Leave the pictures out and print every record below exactly as it stands.
* Start Data provided *
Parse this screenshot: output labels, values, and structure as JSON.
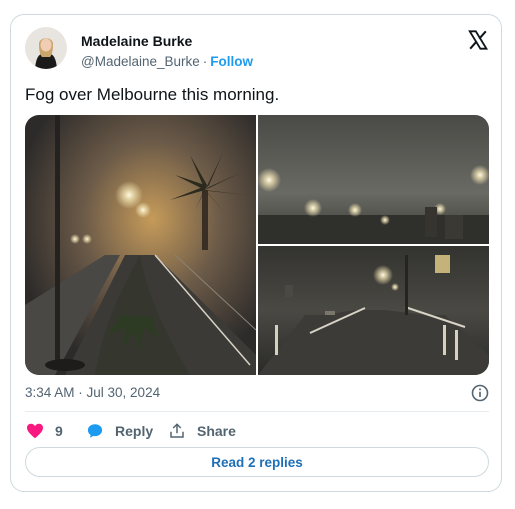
{
  "author": {
    "name": "Madelaine Burke",
    "handle": "@Madelaine_Burke",
    "separator": "·",
    "follow_label": "Follow"
  },
  "tweet": {
    "text": "Fog over Melbourne this morning.",
    "timestamp": "3:34 AM · Jul 30, 2024"
  },
  "actions": {
    "like_count": "9",
    "reply_label": "Reply",
    "share_label": "Share",
    "read_replies_label": "Read 2 replies"
  },
  "colors": {
    "like": "#f91880",
    "reply": "#1d9bf0",
    "follow": "#1d9bf0",
    "muted": "#536471"
  },
  "icons": [
    "x-logo-icon",
    "info-icon",
    "heart-icon",
    "speech-bubble-icon",
    "share-icon"
  ]
}
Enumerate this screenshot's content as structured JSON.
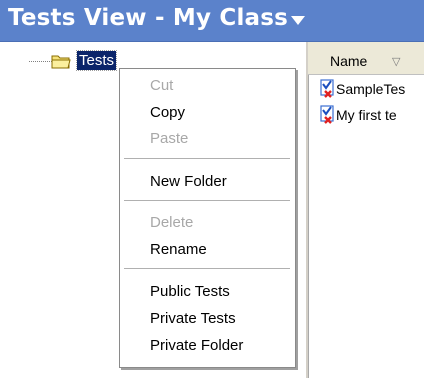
* End Data provided *
**Exercise solution:**
Parse this screenshot: output labels, values, and structure as JSON.
{
  "author": {
    "name": "Madelaine Burke",
    "handle": "@Madelaine_Burke",
    "separator": "·",
    "follow_label": "Follow"
  },
  "tweet": {
    "text": "Fog over Melbourne this morning.",
    "timestamp": "3:34 AM · Jul 30, 2024"
  },
  "actions": {
    "like_count": "9",
    "reply_label": "Reply",
    "share_label": "Share",
    "read_replies_label": "Read 2 replies"
  },
  "colors": {
    "like": "#f91880",
    "reply": "#1d9bf0",
    "follow": "#1d9bf0",
    "muted": "#536471"
  },
  "icons": [
    "x-logo-icon",
    "info-icon",
    "heart-icon",
    "speech-bubble-icon",
    "share-icon"
  ]
}
Enumerate this screenshot's content as structured JSON.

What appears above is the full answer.